Extracted data entries
# # # # # # #

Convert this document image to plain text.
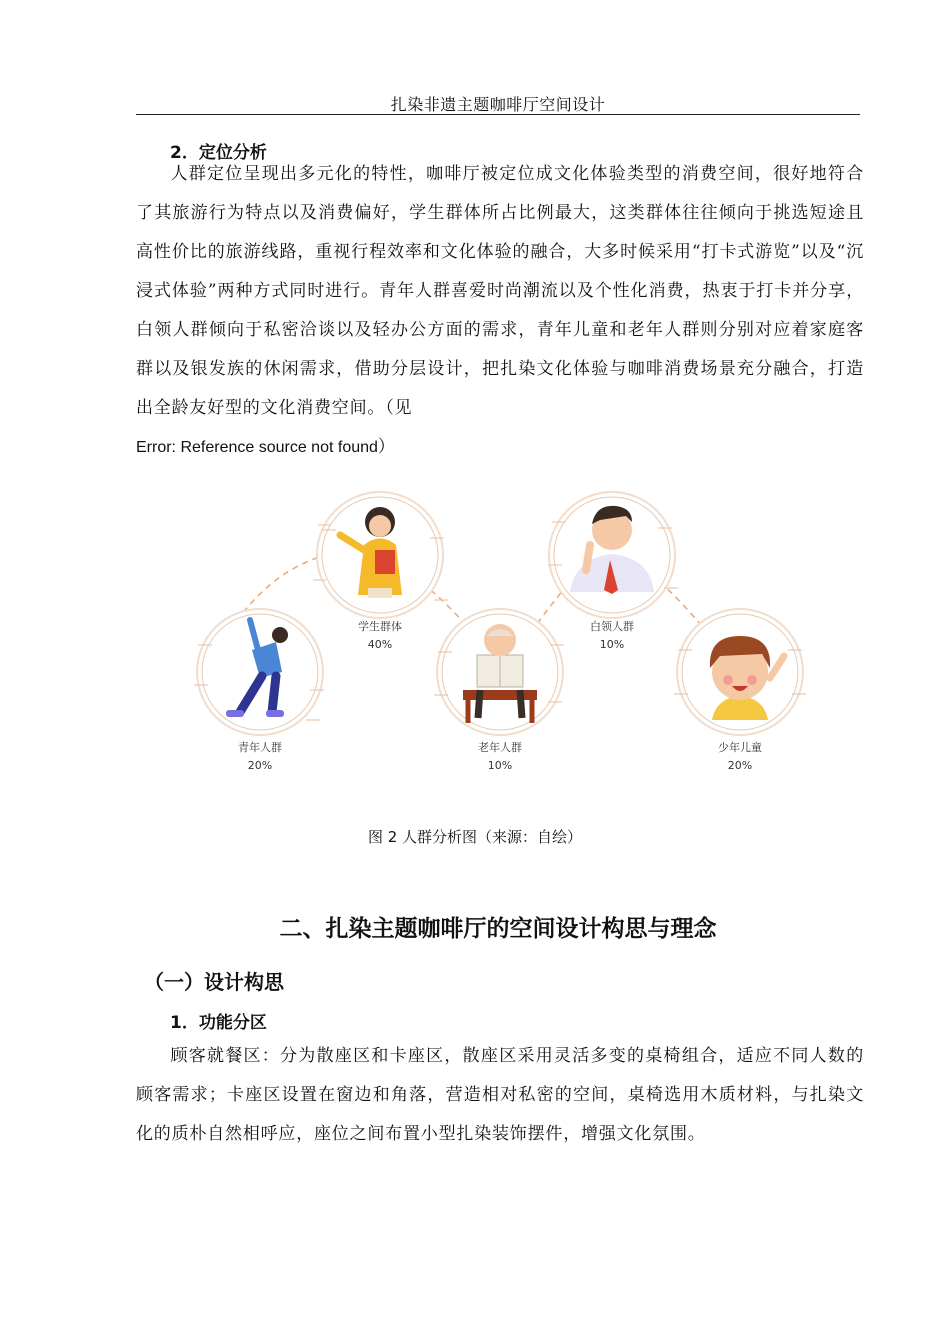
扎染非遗主题咖啡厅空间设计
2．定位分析

人群定位呈现出多元化的特性，咖啡厅被定位成文化体验类型的消费空间，很好地符合了其旅游行为特点以及消费偏好，学生群体所占比例最大，这类群体往往倾向于挑选短途且高性价比的旅游线路，重视行程效率和文化体验的融合，大多时候采用“打卡式游览”以及“沉浸式体验”两种方式同时进行。青年人群喜爱时尚潮流以及个性化消费，热衷于打卡并分享，白领人群倾向于私密洽谈以及轻办公方面的需求，青年儿童和老年人群则分别对应着家庭客群以及银发族的休闲需求，借助分层设计，把扎染文化体验与咖啡消费场景充分融合，打造出全龄友好型的文化消费空间。（见
Error: Reference source not found）

学生群体
40%
白领人群
10%
青年人群
20%
老年人群
10%
少年儿童
20%
图 2 人群分析图（来源：自绘）
二、扎染主题咖啡厅的空间设计构思与理念
（一）设计构思
1．功能分区

顾客就餐区：分为散座区和卡座区，散座区采用灵活多变的桌椅组合，适应不同人数的顾客需求；卡座区设置在窗边和角落，营造相对私密的空间，桌椅选用木质材料，与扎染文化的质朴自然相呼应，座位之间布置小型扎染装饰摆件，增强文化氛围。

# # # # # # #

#### Work instructions
The records above need to be restated word for word, with the pictures left out.

#### Final result
Convert this document image to plain text.
扎染非遗主题咖啡厅空间设计
2．定位分析

人群定位呈现出多元化的特性，咖啡厅被定位成文化体验类型的消费空间，很好地符合了其旅游行为特点以及消费偏好，学生群体所占比例最大，这类群体往往倾向于挑选短途且高性价比的旅游线路，重视行程效率和文化体验的融合，大多时候采用“打卡式游览”以及“沉浸式体验”两种方式同时进行。青年人群喜爱时尚潮流以及个性化消费，热衷于打卡并分享，白领人群倾向于私密洽谈以及轻办公方面的需求，青年儿童和老年人群则分别对应着家庭客群以及银发族的休闲需求，借助分层设计，把扎染文化体验与咖啡消费场景充分融合，打造出全龄友好型的文化消费空间。（见
Error: Reference source not found）

学生群体
40%
白领人群
10%
青年人群
20%
老年人群
10%
少年儿童
20%
图 2 人群分析图（来源：自绘）
二、扎染主题咖啡厅的空间设计构思与理念
（一）设计构思
1．功能分区

顾客就餐区：分为散座区和卡座区，散座区采用灵活多变的桌椅组合，适应不同人数的顾客需求；卡座区设置在窗边和角落，营造相对私密的空间，桌椅选用木质材料，与扎染文化的质朴自然相呼应，座位之间布置小型扎染装饰摆件，增强文化氛围。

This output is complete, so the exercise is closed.